> _SHORT PROBLEM_
Format the items as a numbered list, from the first line through the line that contains "- step-complete[interactable]: 完了: [29, 298, 190, 314]", leaving out any blank lines.
/---
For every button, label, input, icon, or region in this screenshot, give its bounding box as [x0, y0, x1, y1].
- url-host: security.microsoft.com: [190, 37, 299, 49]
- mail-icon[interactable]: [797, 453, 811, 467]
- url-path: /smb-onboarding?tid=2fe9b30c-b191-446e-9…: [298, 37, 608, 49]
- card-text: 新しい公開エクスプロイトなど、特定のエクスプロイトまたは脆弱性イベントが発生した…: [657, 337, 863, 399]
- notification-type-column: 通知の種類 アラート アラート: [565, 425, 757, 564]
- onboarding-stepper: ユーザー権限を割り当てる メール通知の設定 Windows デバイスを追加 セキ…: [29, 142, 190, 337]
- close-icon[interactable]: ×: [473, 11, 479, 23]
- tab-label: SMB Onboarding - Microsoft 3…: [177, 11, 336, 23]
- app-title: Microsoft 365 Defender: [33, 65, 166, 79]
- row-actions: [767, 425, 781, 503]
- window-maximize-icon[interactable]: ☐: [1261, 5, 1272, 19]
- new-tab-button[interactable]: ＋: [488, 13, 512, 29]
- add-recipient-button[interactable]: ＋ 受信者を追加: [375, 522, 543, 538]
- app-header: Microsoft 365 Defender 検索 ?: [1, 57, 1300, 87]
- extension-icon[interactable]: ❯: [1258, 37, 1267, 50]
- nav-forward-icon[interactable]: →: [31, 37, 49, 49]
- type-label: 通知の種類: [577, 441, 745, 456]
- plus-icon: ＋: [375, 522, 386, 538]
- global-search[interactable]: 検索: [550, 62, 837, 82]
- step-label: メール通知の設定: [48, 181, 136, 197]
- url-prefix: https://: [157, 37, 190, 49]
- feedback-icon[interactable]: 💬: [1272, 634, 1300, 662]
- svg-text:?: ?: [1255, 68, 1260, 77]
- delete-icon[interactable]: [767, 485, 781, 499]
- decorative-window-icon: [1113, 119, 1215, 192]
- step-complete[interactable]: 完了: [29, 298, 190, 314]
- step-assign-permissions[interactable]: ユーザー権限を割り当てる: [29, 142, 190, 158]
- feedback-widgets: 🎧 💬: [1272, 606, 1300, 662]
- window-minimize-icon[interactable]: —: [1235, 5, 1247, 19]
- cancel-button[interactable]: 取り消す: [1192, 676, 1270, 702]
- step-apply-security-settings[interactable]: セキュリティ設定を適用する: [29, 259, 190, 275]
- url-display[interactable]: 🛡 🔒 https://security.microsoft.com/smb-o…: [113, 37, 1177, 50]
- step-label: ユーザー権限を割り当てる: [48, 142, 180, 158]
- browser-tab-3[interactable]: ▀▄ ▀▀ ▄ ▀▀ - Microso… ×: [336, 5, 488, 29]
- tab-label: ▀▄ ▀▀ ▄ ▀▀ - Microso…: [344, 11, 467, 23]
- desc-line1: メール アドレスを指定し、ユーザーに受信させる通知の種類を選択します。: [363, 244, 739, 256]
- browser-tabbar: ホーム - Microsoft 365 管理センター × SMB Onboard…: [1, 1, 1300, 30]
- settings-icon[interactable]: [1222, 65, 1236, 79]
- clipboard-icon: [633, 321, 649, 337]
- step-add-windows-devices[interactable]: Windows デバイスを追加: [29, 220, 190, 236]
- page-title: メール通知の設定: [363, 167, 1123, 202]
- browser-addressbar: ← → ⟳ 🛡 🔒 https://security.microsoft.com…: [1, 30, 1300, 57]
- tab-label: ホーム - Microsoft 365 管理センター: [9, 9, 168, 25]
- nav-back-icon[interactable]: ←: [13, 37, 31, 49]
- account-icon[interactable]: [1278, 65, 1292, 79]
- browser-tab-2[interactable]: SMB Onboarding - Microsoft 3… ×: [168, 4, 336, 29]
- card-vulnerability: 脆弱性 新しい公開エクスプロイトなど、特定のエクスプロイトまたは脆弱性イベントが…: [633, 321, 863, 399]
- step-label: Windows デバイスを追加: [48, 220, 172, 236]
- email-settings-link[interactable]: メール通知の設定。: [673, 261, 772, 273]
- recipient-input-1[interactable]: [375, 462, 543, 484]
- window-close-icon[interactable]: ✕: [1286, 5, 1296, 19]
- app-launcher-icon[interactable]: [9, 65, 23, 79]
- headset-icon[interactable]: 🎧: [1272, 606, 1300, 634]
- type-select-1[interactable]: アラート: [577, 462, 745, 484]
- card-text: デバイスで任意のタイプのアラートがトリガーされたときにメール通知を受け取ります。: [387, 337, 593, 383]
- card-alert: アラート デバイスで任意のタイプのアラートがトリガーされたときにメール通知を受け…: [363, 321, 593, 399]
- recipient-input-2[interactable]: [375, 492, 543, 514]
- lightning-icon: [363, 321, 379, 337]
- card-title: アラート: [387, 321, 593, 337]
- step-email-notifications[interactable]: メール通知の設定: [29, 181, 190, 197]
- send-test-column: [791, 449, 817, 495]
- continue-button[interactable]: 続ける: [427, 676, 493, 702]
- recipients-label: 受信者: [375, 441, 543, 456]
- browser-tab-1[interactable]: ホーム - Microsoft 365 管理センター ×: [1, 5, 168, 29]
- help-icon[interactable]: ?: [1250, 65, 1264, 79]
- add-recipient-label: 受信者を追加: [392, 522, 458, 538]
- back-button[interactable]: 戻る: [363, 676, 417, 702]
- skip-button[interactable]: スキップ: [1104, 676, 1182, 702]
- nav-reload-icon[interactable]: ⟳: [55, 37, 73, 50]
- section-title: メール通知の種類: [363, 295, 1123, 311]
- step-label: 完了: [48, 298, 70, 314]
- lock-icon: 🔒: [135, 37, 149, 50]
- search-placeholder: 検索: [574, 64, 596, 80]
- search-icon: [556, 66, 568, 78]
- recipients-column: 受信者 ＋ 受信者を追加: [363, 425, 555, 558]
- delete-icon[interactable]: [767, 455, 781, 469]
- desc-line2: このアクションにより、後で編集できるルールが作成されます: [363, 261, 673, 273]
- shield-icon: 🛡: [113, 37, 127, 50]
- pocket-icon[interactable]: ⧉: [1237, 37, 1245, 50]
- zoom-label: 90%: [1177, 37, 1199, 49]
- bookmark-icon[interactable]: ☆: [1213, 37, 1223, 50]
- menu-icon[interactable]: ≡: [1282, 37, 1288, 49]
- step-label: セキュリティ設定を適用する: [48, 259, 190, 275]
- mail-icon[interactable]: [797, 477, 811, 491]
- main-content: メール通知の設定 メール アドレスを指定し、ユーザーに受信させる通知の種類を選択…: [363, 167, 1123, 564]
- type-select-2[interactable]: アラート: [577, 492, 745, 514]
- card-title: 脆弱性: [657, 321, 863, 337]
\---
> _RESULT OF THIS TASK_
1. For every button, label, input, icon, or region in this screenshot, give its bounding box as [x0, y0, x1, y1].
2. - url-host: security.microsoft.com: [190, 37, 299, 49]
3. - mail-icon[interactable]: [797, 453, 811, 467]
4. - url-path: /smb-onboarding?tid=2fe9b30c-b191-446e-9…: [298, 37, 608, 49]
5. - card-text: 新しい公開エクスプロイトなど、特定のエクスプロイトまたは脆弱性イベントが発生した…: [657, 337, 863, 399]
6. - notification-type-column: 通知の種類 アラート アラート: [565, 425, 757, 564]
7. - onboarding-stepper: ユーザー権限を割り当てる メール通知の設定 Windows デバイスを追加 セキ…: [29, 142, 190, 337]
8. - close-icon[interactable]: ×: [473, 11, 479, 23]
9. - tab-label: SMB Onboarding - Microsoft 3…: [177, 11, 336, 23]
10. - app-title: Microsoft 365 Defender: [33, 65, 166, 79]
11. - row-actions: [767, 425, 781, 503]
12. - window-maximize-icon[interactable]: ☐: [1261, 5, 1272, 19]
13. - new-tab-button[interactable]: ＋: [488, 13, 512, 29]
14. - add-recipient-button[interactable]: ＋ 受信者を追加: [375, 522, 543, 538]
15. - app-header: Microsoft 365 Defender 検索 ?: [1, 57, 1300, 87]
16. - extension-icon[interactable]: ❯: [1258, 37, 1267, 50]
17. - nav-forward-icon[interactable]: →: [31, 37, 49, 49]
18. - type-label: 通知の種類: [577, 441, 745, 456]
19. - plus-icon: ＋: [375, 522, 386, 538]
20. - global-search[interactable]: 検索: [550, 62, 837, 82]
21. - step-label: メール通知の設定: [48, 181, 136, 197]
22. - url-prefix: https://: [157, 37, 190, 49]
23. - feedback-icon[interactable]: 💬: [1272, 634, 1300, 662]
24. - svg-text:?: ?: [1255, 68, 1260, 77]
25. - delete-icon[interactable]: [767, 485, 781, 499]
26. - decorative-window-icon: [1113, 119, 1215, 192]
27. - step-complete[interactable]: 完了: [29, 298, 190, 314]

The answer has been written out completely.